_Your task_
Without the pictures, can you quote each line below exactly?
[Start of Raw records]
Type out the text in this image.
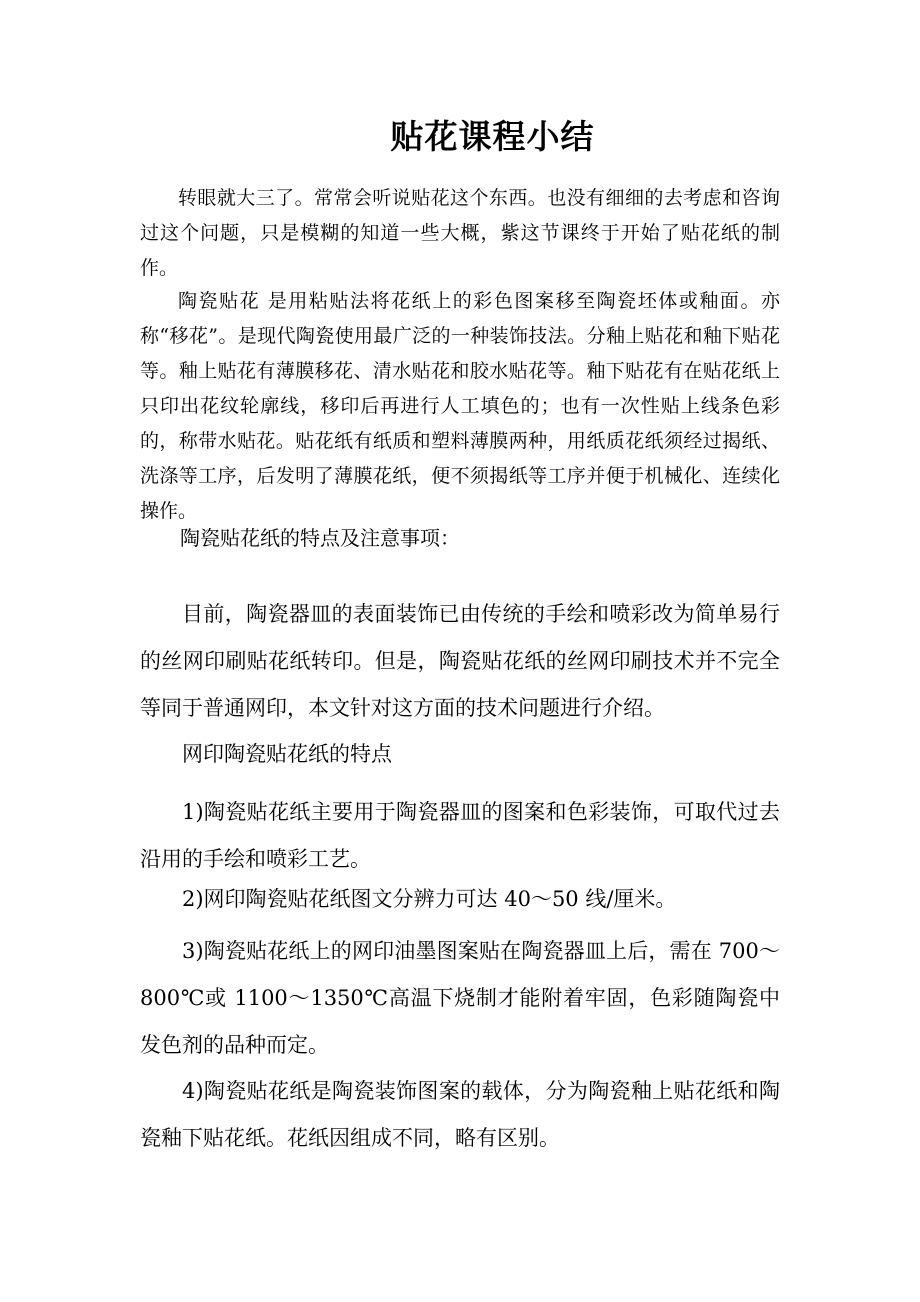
贴花课程小结

转眼就大三了。常常会听说贴花这个东西。也没有细细的去考虑和咨询过这个问题，只是模糊的知道一些大概，紫这节课终于开始了贴花纸的制作。

陶瓷贴花 是用粘贴法将花纸上的彩色图案移至陶瓷坯体或釉面。亦称“移花”。是现代陶瓷使用最广泛的一种装饰技法。分釉上贴花和釉下贴花等。釉上贴花有薄膜移花、清水贴花和胶水贴花等。釉下贴花有在贴花纸上只印出花纹轮廓线，移印后再进行人工填色的；也有一次性贴上线条色彩的，称带水贴花。贴花纸有纸质和塑料薄膜两种，用纸质花纸须经过揭纸、洗涤等工序，后发明了薄膜花纸，便不须揭纸等工序并便于机械化、连续化操作。

陶瓷贴花纸的特点及注意事项：

目前，陶瓷器皿的表面装饰已由传统的手绘和喷彩改为简单易行的丝网印刷贴花纸转印。但是，陶瓷贴花纸的丝网印刷技术并不完全等同于普通网印，本文针对这方面的技术问题进行介绍。

网印陶瓷贴花纸的特点

1)陶瓷贴花纸主要用于陶瓷器皿的图案和色彩装饰，可取代过去沿用的手绘和喷彩工艺。

2)网印陶瓷贴花纸图文分辨力可达 40～50 线/厘米。

3)陶瓷贴花纸上的网印油墨图案贴在陶瓷器皿上后，需在 700～800℃或 1100～1350℃高温下烧制才能附着牢固，色彩随陶瓷中发色剂的品种而定。

4)陶瓷贴花纸是陶瓷装饰图案的载体，分为陶瓷釉上贴花纸和陶瓷釉下贴花纸。花纸因组成不同，略有区别。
[End of Raw records]
_Output below_
Type out the text in this image.
贴花课程小结

转眼就大三了。常常会听说贴花这个东西。也没有细细的去考虑和咨询过这个问题，只是模糊的知道一些大概，紫这节课终于开始了贴花纸的制作。

陶瓷贴花 是用粘贴法将花纸上的彩色图案移至陶瓷坯体或釉面。亦称“移花”。是现代陶瓷使用最广泛的一种装饰技法。分釉上贴花和釉下贴花等。釉上贴花有薄膜移花、清水贴花和胶水贴花等。釉下贴花有在贴花纸上只印出花纹轮廓线，移印后再进行人工填色的；也有一次性贴上线条色彩的，称带水贴花。贴花纸有纸质和塑料薄膜两种，用纸质花纸须经过揭纸、洗涤等工序，后发明了薄膜花纸，便不须揭纸等工序并便于机械化、连续化操作。

陶瓷贴花纸的特点及注意事项：

目前，陶瓷器皿的表面装饰已由传统的手绘和喷彩改为简单易行的丝网印刷贴花纸转印。但是，陶瓷贴花纸的丝网印刷技术并不完全等同于普通网印，本文针对这方面的技术问题进行介绍。

网印陶瓷贴花纸的特点

1)陶瓷贴花纸主要用于陶瓷器皿的图案和色彩装饰，可取代过去沿用的手绘和喷彩工艺。

2)网印陶瓷贴花纸图文分辨力可达 40～50 线/厘米。

3)陶瓷贴花纸上的网印油墨图案贴在陶瓷器皿上后，需在 700～800℃或 1100～1350℃高温下烧制才能附着牢固，色彩随陶瓷中发色剂的品种而定。

4)陶瓷贴花纸是陶瓷装饰图案的载体，分为陶瓷釉上贴花纸和陶瓷釉下贴花纸。花纸因组成不同，略有区别。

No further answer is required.